## Your task
Rewrite the stretch from "The SCR-508 radio" through "around this radio." in the passage on the SCR-508 radio, changing "crystal tuning" to "crystal control".

## Extract
= = = = = = =

The SCR-508 radio was a mobile Signal Corps Radio used by the U.S. Army during World War II, for short range ground communications. The SCR-508 series radio represented the Army's commitment to both FM and crystal tuning, and was used extensively by armor and mechanized units. The turret bustle of late series light and medium tanks was designed around this radio.

Use
The SCR-508 series was standardized on 22 July 1941, and used by armored forces for command and control of tank units. It replaced the earlier SCR-293 and SCR-245 and was used primarily in the M5 Stuart light tanks as well as the M4 Sherman medium tanks. It also provided the intercom system to all crew stations. It provided voice communications between tanks and other vehicles/units equipped with FM radios (such as the SCR-510 and others) operating in the same frequency range. One of 10 channels could be selected by the operator, a total of 80 channels were available for use at 100 kHz channel spacing.  Channels were referred to by a numerical identifier.  For example, 27.100 MHz was "channel 271", 25.000 MHz was "channel 250" and so on.   It was replaced by the AN/VRC-8 series radios.

= = = = = = =

## Material provided

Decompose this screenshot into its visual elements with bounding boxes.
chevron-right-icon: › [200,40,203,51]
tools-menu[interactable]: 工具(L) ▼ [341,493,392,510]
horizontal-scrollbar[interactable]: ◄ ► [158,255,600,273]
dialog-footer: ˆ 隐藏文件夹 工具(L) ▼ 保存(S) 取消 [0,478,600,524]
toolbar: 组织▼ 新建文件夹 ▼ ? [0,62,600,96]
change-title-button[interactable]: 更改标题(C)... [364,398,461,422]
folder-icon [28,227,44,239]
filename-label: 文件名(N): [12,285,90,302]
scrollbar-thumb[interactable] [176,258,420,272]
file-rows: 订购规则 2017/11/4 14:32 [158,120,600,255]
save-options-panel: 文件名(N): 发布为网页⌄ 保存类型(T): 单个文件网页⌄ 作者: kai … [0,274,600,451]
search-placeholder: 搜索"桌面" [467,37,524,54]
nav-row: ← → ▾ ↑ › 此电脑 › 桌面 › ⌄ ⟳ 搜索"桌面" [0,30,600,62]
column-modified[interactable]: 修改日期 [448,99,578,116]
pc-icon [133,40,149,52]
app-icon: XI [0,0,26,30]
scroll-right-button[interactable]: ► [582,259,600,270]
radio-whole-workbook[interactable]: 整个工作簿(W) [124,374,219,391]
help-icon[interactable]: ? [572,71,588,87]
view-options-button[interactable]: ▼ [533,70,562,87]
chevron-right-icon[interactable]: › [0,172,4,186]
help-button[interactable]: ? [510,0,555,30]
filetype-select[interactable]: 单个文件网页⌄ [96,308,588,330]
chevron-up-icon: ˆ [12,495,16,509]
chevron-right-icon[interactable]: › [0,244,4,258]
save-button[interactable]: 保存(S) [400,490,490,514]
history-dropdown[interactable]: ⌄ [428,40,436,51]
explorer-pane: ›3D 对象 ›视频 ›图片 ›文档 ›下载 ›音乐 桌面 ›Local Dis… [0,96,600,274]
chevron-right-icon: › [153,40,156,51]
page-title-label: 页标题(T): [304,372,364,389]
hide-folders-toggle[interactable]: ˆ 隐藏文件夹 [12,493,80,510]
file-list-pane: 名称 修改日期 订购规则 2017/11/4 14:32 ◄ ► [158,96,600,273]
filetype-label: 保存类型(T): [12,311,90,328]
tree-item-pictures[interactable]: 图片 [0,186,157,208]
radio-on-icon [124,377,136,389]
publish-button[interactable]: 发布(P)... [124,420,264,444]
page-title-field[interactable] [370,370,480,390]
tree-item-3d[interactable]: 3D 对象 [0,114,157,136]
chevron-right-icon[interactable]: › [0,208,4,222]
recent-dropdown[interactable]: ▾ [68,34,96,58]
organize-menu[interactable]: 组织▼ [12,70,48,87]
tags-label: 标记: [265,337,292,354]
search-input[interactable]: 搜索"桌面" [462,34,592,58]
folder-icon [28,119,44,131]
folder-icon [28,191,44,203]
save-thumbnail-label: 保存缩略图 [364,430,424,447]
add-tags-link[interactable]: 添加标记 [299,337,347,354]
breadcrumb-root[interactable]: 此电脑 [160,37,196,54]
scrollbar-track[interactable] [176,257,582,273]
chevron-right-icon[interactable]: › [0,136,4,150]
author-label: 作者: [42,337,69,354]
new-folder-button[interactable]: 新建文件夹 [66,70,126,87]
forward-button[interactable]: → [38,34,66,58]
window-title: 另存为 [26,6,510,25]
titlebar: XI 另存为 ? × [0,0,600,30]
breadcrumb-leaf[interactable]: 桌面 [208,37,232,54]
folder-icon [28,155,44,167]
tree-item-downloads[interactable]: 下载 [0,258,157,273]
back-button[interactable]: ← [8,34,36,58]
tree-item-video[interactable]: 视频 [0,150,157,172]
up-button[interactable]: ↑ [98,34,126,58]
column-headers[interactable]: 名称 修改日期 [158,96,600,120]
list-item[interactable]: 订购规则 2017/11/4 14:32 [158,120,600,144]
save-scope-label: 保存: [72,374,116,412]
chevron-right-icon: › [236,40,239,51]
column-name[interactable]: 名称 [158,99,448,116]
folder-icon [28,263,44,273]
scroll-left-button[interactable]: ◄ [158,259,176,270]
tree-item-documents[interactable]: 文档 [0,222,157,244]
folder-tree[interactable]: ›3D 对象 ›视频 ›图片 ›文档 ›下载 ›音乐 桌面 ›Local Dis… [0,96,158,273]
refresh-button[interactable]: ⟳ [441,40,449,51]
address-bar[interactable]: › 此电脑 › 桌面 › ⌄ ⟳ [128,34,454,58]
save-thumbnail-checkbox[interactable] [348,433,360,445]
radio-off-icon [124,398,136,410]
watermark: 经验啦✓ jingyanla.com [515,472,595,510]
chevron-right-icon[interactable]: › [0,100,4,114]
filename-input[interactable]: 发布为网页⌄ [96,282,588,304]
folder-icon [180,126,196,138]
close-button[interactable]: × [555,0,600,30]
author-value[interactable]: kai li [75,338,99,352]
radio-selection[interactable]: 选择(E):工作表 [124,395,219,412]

= = = = = = =

## Answer to the problem
The SCR-508 radio was a mobile Signal Corps Radio used by the U.S. Army during World War II, for short range ground communications. The SCR-508 series radio represented the Army's commitment to both FM and crystal control, and was used extensively by armor and mechanized units. The turret bustle of late series light and medium tanks was designed around this radio.